Search the data for the word "color" and copy every line that contains it.

----------------

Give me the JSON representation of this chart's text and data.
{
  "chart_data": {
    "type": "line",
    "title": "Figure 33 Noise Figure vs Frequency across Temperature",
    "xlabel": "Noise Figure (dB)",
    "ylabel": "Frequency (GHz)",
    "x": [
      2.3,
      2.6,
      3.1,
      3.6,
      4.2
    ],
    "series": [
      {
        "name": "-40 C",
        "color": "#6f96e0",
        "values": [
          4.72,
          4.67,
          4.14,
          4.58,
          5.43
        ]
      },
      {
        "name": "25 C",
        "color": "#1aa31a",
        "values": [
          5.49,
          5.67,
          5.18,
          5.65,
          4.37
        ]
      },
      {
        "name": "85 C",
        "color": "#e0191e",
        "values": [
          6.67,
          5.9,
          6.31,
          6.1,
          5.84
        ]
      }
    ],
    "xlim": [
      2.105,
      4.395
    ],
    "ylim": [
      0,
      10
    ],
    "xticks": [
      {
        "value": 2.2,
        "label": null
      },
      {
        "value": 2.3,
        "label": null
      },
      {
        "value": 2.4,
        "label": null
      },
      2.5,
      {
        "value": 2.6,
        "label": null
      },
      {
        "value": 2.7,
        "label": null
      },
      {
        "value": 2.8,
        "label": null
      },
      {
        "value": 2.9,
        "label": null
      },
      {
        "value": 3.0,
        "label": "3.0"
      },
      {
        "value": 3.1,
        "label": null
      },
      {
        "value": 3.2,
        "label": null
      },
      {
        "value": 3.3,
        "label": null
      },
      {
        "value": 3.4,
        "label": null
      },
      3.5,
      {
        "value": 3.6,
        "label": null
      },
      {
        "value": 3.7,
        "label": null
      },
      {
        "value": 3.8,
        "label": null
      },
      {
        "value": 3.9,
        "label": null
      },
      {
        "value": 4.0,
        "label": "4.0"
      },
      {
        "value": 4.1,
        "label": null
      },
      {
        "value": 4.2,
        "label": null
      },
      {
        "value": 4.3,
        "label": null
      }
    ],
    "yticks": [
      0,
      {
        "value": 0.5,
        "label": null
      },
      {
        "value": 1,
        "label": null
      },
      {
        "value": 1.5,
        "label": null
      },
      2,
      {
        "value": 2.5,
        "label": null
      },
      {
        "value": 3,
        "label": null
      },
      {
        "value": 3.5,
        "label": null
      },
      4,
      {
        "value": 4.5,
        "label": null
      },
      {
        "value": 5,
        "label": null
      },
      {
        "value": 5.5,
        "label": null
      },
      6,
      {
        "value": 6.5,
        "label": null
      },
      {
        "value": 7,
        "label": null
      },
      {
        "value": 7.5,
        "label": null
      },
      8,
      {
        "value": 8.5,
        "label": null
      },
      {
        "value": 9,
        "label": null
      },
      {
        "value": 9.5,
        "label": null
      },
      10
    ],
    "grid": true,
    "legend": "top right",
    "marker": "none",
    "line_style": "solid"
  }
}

----------------

| RESPONSE BELOW |
        "color": "#6f96e0",
        "color": "#1aa31a",
        "color": "#e0191e",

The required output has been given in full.